Keep only the lines where "audience" appears.

# PROVIDED RECORDS:
-------------------------
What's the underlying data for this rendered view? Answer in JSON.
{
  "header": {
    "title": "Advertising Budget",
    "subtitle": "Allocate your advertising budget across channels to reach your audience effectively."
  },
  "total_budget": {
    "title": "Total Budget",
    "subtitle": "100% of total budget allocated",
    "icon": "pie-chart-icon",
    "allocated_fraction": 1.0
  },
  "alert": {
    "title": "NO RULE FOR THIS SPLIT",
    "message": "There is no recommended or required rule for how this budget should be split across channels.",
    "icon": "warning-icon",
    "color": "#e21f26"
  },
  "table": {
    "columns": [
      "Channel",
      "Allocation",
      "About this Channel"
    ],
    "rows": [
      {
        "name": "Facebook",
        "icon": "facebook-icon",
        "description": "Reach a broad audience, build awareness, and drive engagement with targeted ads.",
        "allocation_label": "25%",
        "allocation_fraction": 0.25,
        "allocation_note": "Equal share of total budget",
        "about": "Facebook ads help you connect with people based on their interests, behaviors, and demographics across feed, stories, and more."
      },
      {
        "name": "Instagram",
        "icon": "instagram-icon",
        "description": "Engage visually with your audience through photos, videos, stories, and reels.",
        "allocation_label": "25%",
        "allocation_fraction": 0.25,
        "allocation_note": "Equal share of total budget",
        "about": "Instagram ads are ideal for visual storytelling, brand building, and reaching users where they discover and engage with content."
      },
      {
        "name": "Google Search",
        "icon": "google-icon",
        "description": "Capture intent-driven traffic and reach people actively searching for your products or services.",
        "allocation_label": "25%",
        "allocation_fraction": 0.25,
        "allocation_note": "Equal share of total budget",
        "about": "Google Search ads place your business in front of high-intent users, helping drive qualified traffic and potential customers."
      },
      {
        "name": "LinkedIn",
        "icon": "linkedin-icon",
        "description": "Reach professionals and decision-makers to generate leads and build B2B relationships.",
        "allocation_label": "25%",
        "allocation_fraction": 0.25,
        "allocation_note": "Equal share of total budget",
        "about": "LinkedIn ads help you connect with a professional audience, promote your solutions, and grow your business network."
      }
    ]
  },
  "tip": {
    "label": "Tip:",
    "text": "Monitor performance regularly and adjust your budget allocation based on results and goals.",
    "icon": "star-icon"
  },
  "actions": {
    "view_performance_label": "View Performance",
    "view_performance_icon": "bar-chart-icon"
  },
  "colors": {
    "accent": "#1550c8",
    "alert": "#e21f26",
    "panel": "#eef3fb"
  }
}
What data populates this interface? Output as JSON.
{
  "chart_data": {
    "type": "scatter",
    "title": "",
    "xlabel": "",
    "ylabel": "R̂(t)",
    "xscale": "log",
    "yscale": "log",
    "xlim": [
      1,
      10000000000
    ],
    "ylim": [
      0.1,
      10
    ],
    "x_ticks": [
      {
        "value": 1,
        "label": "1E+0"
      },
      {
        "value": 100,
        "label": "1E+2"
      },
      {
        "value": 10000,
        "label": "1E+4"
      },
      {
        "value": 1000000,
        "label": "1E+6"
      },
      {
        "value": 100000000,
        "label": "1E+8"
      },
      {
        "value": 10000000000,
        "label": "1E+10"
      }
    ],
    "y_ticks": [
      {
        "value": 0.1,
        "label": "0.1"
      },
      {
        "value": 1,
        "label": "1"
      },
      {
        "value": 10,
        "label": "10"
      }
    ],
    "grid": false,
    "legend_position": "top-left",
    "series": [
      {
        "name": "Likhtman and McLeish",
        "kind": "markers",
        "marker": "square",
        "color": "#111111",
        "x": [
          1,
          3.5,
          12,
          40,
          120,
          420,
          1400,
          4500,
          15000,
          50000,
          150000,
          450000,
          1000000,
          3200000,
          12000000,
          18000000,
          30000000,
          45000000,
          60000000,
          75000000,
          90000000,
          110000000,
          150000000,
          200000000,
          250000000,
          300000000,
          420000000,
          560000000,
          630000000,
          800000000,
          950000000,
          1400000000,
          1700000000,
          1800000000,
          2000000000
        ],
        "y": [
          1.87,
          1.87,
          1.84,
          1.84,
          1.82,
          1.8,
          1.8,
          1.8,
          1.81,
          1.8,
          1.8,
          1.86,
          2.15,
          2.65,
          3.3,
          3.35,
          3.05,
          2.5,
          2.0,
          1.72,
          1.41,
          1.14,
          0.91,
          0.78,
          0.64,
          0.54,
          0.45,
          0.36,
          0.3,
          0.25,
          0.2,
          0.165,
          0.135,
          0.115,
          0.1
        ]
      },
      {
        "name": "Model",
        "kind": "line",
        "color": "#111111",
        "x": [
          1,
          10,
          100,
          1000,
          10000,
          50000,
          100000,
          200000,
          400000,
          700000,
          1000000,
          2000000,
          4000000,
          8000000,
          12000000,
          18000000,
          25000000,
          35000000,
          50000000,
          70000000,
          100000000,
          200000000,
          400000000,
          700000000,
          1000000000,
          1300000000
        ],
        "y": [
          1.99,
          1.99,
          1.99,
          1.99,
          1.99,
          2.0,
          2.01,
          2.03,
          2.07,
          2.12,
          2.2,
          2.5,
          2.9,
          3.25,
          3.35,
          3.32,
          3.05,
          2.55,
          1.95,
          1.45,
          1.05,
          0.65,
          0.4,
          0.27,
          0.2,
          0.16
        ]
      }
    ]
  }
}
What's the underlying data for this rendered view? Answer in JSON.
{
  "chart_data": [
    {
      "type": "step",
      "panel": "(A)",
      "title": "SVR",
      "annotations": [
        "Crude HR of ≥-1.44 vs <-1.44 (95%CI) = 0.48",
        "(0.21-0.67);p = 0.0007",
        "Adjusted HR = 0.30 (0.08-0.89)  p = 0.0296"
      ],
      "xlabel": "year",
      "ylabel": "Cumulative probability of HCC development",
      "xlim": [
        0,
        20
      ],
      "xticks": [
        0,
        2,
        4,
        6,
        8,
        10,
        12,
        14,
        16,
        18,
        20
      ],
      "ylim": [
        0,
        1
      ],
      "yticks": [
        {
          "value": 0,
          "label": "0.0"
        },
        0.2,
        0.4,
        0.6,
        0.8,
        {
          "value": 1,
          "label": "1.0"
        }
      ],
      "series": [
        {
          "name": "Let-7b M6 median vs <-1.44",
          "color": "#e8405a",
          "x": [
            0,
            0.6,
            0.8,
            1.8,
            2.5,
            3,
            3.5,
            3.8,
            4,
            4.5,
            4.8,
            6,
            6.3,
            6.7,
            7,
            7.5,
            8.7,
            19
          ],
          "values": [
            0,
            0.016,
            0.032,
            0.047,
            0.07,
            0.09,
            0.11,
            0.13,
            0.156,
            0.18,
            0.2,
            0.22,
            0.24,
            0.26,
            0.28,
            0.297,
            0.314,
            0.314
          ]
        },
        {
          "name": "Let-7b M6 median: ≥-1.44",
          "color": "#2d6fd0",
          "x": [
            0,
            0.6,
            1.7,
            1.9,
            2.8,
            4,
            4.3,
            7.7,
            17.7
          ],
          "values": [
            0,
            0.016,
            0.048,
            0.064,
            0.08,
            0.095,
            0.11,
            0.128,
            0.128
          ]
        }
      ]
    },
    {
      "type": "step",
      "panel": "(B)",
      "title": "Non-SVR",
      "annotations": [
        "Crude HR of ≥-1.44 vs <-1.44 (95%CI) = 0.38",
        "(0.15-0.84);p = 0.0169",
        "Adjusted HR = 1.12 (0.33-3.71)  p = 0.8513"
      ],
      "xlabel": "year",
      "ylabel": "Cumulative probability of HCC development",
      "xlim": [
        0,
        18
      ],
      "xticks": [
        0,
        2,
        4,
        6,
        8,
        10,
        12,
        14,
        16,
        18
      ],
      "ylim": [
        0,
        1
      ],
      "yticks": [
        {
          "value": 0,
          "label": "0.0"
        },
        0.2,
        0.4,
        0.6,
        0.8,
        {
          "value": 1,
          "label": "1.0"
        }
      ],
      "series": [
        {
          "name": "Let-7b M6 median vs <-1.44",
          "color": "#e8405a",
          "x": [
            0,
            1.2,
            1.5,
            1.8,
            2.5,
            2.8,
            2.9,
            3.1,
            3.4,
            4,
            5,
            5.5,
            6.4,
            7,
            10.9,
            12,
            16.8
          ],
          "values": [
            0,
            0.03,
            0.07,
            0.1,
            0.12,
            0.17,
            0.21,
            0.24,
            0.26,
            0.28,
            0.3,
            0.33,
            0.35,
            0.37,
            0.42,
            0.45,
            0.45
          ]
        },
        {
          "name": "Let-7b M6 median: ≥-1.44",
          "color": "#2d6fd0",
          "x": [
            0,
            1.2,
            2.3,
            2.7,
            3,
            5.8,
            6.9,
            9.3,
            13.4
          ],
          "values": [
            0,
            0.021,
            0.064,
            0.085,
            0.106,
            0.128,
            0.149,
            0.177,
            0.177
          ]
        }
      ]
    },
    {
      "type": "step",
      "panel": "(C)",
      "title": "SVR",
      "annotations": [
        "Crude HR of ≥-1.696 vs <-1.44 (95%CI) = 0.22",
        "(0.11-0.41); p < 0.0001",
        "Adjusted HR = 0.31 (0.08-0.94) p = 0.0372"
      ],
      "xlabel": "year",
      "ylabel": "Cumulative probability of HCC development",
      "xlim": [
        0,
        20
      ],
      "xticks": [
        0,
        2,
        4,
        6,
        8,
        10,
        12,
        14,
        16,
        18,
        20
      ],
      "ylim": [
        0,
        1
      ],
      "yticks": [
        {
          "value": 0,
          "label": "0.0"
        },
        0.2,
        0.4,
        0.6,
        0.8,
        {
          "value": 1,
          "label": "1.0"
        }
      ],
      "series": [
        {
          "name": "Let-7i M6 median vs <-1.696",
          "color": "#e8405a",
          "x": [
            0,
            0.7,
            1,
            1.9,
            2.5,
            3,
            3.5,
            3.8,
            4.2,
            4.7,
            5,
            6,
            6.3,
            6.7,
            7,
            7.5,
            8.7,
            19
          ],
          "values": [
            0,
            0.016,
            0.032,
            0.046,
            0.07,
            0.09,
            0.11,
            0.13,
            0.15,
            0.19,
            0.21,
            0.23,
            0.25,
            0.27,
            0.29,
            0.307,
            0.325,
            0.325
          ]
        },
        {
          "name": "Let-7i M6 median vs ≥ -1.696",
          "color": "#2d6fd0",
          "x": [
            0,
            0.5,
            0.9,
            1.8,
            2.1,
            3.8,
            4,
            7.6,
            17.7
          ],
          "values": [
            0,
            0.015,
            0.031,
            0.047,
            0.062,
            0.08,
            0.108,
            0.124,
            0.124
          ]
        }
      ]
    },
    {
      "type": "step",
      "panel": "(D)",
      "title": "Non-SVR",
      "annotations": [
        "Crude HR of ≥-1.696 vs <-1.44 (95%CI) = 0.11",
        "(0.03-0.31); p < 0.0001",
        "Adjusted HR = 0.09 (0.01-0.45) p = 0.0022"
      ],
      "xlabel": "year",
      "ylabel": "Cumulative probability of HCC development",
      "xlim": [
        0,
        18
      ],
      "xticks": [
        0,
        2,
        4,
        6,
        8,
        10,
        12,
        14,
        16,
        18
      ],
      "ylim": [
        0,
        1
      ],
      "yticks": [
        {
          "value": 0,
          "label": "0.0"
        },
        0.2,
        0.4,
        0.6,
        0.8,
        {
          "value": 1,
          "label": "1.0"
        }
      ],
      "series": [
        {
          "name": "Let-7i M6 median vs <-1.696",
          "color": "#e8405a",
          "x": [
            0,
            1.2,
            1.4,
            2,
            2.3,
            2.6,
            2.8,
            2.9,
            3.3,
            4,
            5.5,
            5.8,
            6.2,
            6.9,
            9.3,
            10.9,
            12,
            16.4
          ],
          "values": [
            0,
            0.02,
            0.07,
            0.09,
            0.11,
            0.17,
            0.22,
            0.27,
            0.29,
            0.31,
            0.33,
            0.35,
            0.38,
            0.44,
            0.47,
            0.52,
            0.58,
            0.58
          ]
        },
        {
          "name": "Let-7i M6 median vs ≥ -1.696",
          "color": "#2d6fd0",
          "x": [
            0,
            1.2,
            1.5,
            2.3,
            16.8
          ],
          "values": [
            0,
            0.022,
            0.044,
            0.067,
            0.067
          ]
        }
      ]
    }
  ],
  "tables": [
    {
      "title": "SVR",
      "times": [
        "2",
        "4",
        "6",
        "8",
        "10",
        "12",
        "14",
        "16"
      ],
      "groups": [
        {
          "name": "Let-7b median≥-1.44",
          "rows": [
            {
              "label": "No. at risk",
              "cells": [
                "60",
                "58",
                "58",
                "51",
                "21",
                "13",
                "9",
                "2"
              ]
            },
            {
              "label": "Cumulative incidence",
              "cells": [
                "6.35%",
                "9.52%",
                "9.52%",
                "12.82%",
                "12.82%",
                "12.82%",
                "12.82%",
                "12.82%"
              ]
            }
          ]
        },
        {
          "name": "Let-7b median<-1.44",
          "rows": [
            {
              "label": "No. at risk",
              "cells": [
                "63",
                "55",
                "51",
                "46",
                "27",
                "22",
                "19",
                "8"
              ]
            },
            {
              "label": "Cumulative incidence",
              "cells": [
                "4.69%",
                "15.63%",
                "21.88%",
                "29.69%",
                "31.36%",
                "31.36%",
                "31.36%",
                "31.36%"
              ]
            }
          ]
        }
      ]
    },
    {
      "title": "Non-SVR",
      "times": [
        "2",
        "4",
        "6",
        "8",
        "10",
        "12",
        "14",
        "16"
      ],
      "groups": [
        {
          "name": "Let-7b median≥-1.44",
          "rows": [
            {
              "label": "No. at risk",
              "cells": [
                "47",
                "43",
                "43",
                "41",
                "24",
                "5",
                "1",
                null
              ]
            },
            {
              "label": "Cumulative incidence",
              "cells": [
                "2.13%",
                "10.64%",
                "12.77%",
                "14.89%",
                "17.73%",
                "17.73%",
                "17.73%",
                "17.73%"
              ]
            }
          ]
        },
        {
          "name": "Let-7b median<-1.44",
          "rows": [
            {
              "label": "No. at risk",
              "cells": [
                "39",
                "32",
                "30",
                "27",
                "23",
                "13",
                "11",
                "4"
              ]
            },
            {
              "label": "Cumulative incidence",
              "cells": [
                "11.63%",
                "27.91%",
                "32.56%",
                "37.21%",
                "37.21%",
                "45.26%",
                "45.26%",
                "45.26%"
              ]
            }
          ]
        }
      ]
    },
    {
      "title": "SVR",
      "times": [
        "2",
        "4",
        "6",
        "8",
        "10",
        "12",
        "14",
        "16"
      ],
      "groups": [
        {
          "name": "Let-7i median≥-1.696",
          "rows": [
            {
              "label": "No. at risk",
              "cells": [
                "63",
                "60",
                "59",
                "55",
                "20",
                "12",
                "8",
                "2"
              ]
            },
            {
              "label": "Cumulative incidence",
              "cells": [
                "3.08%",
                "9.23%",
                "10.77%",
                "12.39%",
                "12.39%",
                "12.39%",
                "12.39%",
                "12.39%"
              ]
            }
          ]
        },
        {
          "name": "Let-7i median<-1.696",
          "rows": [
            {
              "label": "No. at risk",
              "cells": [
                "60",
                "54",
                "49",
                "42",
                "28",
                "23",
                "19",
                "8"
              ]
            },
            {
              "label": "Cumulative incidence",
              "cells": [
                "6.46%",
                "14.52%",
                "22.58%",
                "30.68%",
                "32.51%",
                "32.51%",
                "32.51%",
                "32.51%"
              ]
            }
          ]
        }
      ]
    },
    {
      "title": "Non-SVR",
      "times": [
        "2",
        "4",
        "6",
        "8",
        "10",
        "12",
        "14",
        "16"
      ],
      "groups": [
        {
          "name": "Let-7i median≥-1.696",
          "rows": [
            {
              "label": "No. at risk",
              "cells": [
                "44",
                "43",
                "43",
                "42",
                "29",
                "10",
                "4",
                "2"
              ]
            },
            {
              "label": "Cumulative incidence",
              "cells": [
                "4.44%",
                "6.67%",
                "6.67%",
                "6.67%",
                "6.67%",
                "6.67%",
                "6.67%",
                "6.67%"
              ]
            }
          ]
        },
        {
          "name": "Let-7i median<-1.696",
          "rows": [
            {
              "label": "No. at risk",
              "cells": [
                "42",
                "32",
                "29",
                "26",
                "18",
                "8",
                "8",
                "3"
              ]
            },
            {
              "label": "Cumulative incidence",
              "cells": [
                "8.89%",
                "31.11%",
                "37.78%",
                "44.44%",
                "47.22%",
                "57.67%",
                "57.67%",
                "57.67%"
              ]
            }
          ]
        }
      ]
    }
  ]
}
-------------------------
# RESULT BELOW:
    "subtitle": "Allocate your advertising budget across channels to reach your audience effectively."
        "description": "Reach a broad audience, build awareness, and drive engagement with targeted ads.",
        "description": "Engage visually with your audience through photos, videos, stories, and reels.",
        "about": "LinkedIn ads help you connect with a professional audience, promote your solutions, and grow your business network."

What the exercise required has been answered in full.